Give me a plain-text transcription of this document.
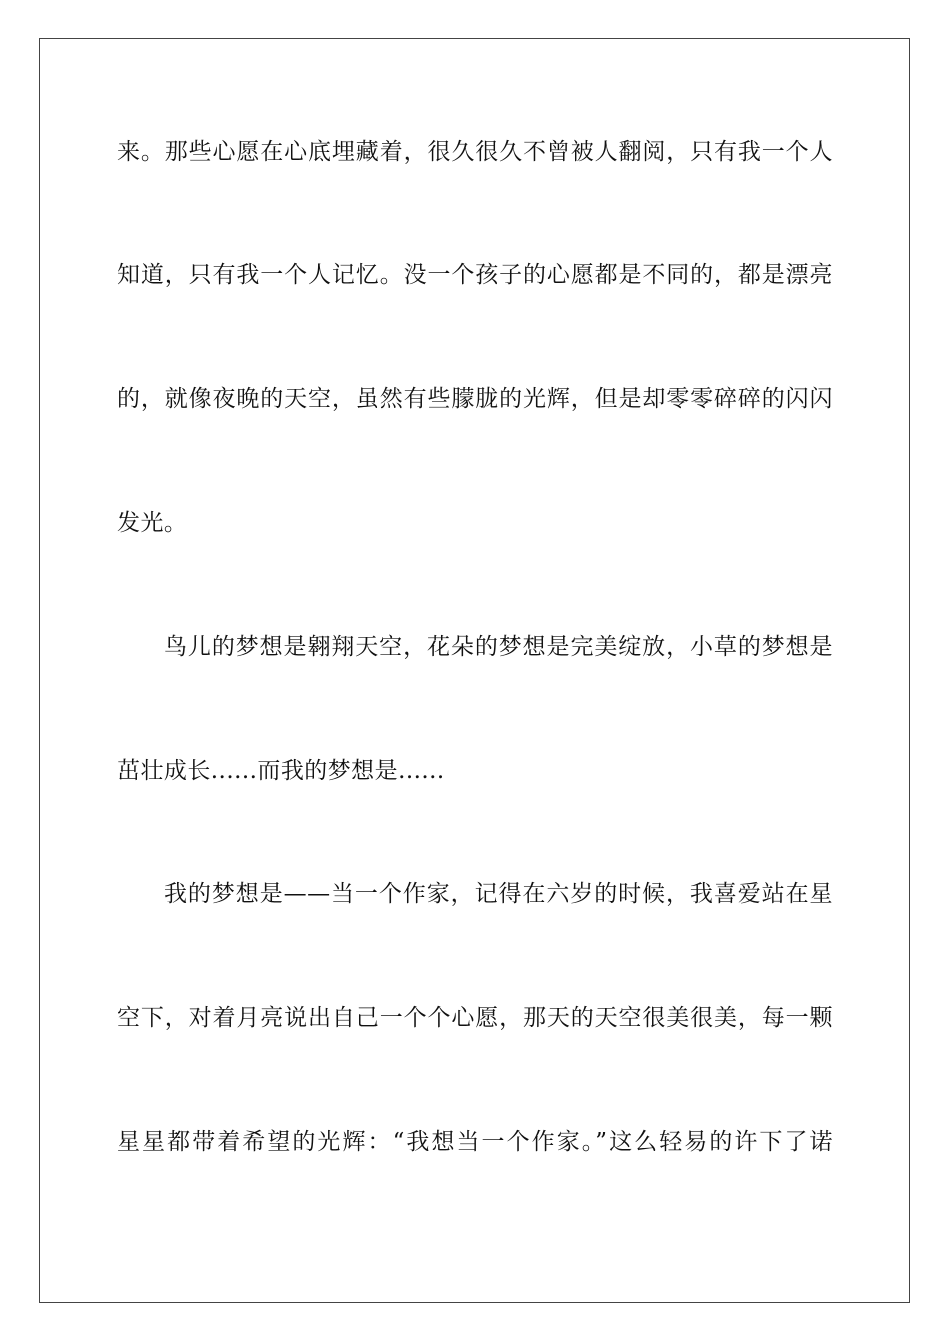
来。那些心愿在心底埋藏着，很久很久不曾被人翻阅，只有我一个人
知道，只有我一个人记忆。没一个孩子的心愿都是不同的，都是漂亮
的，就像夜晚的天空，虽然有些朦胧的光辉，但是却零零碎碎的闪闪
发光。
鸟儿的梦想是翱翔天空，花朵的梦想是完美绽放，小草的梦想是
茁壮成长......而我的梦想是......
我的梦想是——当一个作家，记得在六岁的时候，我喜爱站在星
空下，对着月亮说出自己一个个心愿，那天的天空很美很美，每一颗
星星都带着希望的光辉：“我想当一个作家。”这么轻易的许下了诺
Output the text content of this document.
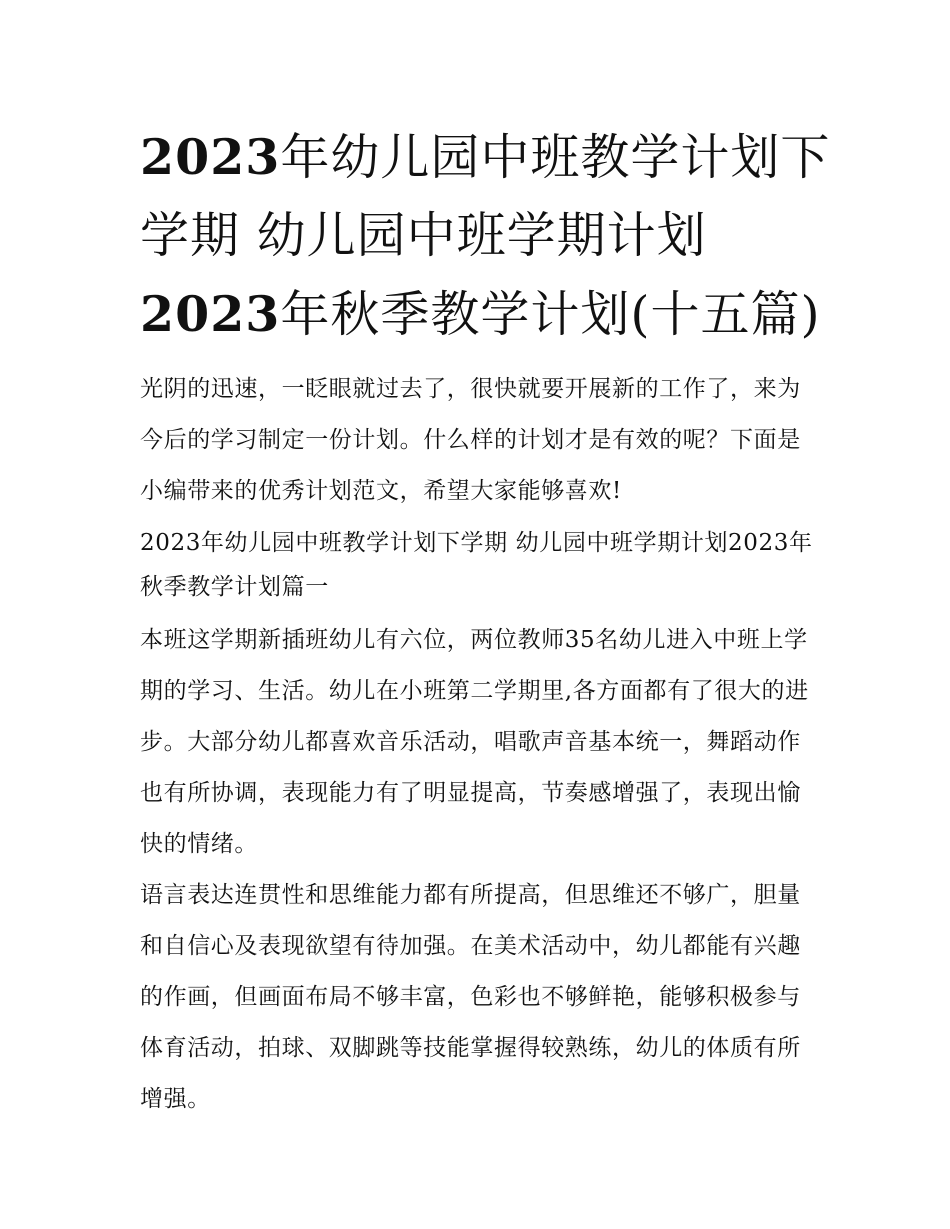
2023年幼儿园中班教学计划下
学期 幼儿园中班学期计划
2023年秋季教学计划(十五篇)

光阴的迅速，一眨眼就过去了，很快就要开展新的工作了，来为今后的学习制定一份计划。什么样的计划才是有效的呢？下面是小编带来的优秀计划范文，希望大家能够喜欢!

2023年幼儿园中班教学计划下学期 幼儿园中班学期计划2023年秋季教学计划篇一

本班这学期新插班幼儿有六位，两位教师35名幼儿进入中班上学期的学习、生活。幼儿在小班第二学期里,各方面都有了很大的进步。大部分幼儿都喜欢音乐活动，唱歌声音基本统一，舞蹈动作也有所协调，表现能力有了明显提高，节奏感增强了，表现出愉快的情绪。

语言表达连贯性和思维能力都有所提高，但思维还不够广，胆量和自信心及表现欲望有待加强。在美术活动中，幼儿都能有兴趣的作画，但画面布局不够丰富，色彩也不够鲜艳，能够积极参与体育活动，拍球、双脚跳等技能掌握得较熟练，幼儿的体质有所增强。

________________________

WHAT TO DO: Repeat the lines above exactly, and keep every picture out.

ANSWER FOR THIS EXERCISE:
Give me a plain-text transcription of this document.
来。那些心愿在心底埋藏着，很久很久不曾被人翻阅，只有我一个人
知道，只有我一个人记忆。没一个孩子的心愿都是不同的，都是漂亮
的，就像夜晚的天空，虽然有些朦胧的光辉，但是却零零碎碎的闪闪
发光。
鸟儿的梦想是翱翔天空，花朵的梦想是完美绽放，小草的梦想是
茁壮成长......而我的梦想是......
我的梦想是——当一个作家，记得在六岁的时候，我喜爱站在星
空下，对着月亮说出自己一个个心愿，那天的天空很美很美，每一颗
星星都带着希望的光辉：“我想当一个作家。”这么轻易的许下了诺
Output the text content of this document.
2023年幼儿园中班教学计划下
学期 幼儿园中班学期计划
2023年秋季教学计划(十五篇)

光阴的迅速，一眨眼就过去了，很快就要开展新的工作了，来为今后的学习制定一份计划。什么样的计划才是有效的呢？下面是小编带来的优秀计划范文，希望大家能够喜欢!

2023年幼儿园中班教学计划下学期 幼儿园中班学期计划2023年秋季教学计划篇一

本班这学期新插班幼儿有六位，两位教师35名幼儿进入中班上学期的学习、生活。幼儿在小班第二学期里,各方面都有了很大的进步。大部分幼儿都喜欢音乐活动，唱歌声音基本统一，舞蹈动作也有所协调，表现能力有了明显提高，节奏感增强了，表现出愉快的情绪。

语言表达连贯性和思维能力都有所提高，但思维还不够广，胆量和自信心及表现欲望有待加强。在美术活动中，幼儿都能有兴趣的作画，但画面布局不够丰富，色彩也不够鲜艳，能够积极参与体育活动，拍球、双脚跳等技能掌握得较熟练，幼儿的体质有所增强。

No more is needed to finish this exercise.